*** EXERCISE PASSAGE Section Begins ***
A serving size can be:
- One medium sized fruit or vegetable;
- 1/2 cup raw, cooked, frozen or canned fruits (in 100% juice) or vegetables;
- 3/4 cup of 100% fruit or vegetable juice.
3. Eat plenty of cereals, preferably wholegrain
It is recommended that we eat a variety of cereals ranging from breads, breakfast cereals, to rice and pasta. Insoluble fibre is found mostly in wholegrain products, such as barley, oats and rye, which are important in maintaining regular bowel movements. Wholegrain products are also slowly digested and absorbed, with a lower glycaemic index (GI). Low GI foods have been shown to reduce the risk of type 2 diabetes and heart disease.
4. Include lean meat, fish, poultry and/or alternatives
Lean meat, fish and poultry are good sources of protein. The guidelines recommend that red meat (beef, lamb and veal) should be eaten 3-4 times a week. Red meat is the best source of iron (helps transport oxygen around the body) and good source of zinc (involved in immune functions) and Vitamin B12 (important in memory and concentration). Fish intake at least twice a week is also recommended, because it is rich in omega 3, which has been shown to lower the risk of heart disease and improve brain development and function.
5. Include milks, yoghurts, cheeses and/or alternatives
Dietary guidelines recommend 2-3 serves of low fat milks, yoghurts and cheeses each day. These are good sources of protein and calcium. A serving includes; 1 cup of milk or yogurt, or 2 slices (40 g) of cheese.
6. Drink plenty of water
The dietary guidelines suggest intake of between 1.5 to 2 litres of fluid per day, preferably of pure drinking water.
7. Limit saturated fat and moderate total fat intake
High levels of these fats have been associated with increased amounts of bad (LDL) cholesterol, fatty arterial deposits, heart disease, type 2 diabetes and obesity. Cut down on foods which contain saturated fats such as butter, chicken skin, cheese and fats on cuts of meat.
8. Choose foods low in salt
Salt can increase blood pressure, which is associated with a higher chance of heart disease and stroke. You can reduce levels of salt intake by: trying low salt or no added salt foods, not adding salt to cooking, reducing the amount of salty foods consumed (chips, nuts, pickled vegetables) and eating less processed foods.
9. Limit your alcohol intake if you choose to drink
It is important to limit alcohol intake because excess alcohol consumption is associated with high blood pressure and stroke. However, moderate intake of alcohol can reduce the risk of heart disease by increasing the ‘good’ type of cholesterol (HDL). It is recommended that women limit their alcohol to no more than two standard drinks a day.
*** EXERCISE PASSAGE Section Ends ***
TASKS TO CARRY OUT:
- a) Sum up the dietary guidelines in two sentences.
- b) Write the next part of the dietary guidelines, following on after the advice on women's alcohol limits.
*** INFORMATION SHOWN Section Begins ***
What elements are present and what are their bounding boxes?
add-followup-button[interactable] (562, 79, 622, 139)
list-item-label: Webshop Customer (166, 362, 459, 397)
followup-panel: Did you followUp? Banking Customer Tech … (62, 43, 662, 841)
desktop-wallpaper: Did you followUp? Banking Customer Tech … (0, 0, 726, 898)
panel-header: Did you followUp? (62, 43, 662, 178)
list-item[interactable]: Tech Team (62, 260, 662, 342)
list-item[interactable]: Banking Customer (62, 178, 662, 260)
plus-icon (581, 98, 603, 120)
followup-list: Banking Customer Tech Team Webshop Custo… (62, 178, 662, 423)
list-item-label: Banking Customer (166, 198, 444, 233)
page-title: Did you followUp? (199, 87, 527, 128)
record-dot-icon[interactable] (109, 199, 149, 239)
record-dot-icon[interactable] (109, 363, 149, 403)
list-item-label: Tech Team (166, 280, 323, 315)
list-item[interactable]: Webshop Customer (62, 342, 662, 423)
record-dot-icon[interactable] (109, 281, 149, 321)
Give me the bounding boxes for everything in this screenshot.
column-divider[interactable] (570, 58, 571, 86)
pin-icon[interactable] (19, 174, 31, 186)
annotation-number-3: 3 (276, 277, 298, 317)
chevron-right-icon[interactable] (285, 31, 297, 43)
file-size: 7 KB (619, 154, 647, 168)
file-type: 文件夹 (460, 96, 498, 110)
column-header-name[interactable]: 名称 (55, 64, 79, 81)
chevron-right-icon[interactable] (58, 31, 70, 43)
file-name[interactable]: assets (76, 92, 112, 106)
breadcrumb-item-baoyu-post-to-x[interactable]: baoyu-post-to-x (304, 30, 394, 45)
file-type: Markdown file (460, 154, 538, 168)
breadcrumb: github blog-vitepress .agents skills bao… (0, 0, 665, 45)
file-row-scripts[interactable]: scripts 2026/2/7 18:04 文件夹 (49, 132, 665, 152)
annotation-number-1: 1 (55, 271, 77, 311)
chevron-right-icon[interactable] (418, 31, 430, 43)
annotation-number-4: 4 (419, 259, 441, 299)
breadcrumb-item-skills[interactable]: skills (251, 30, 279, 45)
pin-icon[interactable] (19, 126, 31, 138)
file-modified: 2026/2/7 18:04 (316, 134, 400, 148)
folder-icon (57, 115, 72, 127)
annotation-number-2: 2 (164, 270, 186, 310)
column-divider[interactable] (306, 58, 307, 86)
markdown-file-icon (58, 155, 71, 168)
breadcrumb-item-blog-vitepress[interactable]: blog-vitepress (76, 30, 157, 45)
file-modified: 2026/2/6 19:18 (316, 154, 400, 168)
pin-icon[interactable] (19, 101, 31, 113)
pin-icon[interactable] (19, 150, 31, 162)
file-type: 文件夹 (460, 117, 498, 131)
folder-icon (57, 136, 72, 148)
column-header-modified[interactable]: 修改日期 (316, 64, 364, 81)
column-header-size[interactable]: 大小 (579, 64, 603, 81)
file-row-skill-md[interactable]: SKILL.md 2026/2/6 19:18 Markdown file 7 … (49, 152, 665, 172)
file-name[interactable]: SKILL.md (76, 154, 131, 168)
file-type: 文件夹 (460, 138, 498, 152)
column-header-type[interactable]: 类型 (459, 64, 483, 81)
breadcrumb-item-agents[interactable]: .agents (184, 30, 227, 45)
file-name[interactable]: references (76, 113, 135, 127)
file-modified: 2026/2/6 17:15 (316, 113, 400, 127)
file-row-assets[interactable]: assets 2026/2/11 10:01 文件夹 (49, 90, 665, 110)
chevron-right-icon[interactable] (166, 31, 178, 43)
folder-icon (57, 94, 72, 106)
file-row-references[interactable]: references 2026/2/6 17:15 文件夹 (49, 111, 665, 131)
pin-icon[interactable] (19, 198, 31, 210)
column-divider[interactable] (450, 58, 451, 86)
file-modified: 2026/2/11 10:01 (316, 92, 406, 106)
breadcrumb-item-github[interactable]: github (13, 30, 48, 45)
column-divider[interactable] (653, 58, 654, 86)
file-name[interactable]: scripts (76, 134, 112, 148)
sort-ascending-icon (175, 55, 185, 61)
*** INFORMATION SHOWN Section Ends ***
ANSWERS FOR THIS EXERCISE:
- a) The dietary guidelines give serving sizes for fruit and vegetables and recommend eating wholegrain cereals, lean meat and fish, low fat dairy foods, and 1.5 to 2 liters of fluid a day. They also advise limiting saturated fat, salt and alcohol, linking these to problems such as heart disease, high blood pressure and stroke.

- b)
10. Consume only moderate amounts of sugars and foods containing added sugar
It is recommended that we keep an eye on our total sugar intake. This is because sugars easily add to our total energy intake, increasing our risk of obesity. Sugars can also replace foods, which provide us with important vitamins and minerals.
It is important not to forget about exercise, in conjunction with healthy nutrition to maintain a balanced lifestyle.
The National Physical Activity Guidelines for Australians recommends at least 30 minutes of moderate-intensity physical activity on most, preferably all, days of the week. Regular exercise is important to maintain an optimal body weight. Best results are achieved from combining regular physical activity with a healthy, well balanced diet.
References
- Dwyer J. Harrisons Principles of Internal Medicine; Nutritional Requirements and Dietary Assessment. USA: The McGraw-Hill Companies; 2006.
- Healthy Eating Guidelines [online]. 2006 [cited 18th April 2006]. Available from URL: http://www.foodfacts.com.au/EatingTips.aspx
- National Womens Health Centre, Nutrition.
- NSW Health, Nutrition & Pain, Community Information Series, Hunter Integrated Pain Service; 2005.
- Sadock BJ, Sadock VA. Pocket Handbook of Clinical Psychiatry. USA: Lippincott Williams & Wilkins; 2002.
- Symmonds EM, Symmonds IM. Essential Obstetrics & Gynaecology. Spain: Churchill Livingstone; 2004.
- Augustin L, Franceschi S, Jenkins D, et al. Glycemic index in chronic disease: a review, European Journal of Clinical Nutrition, 2002; 56: 1049-1071.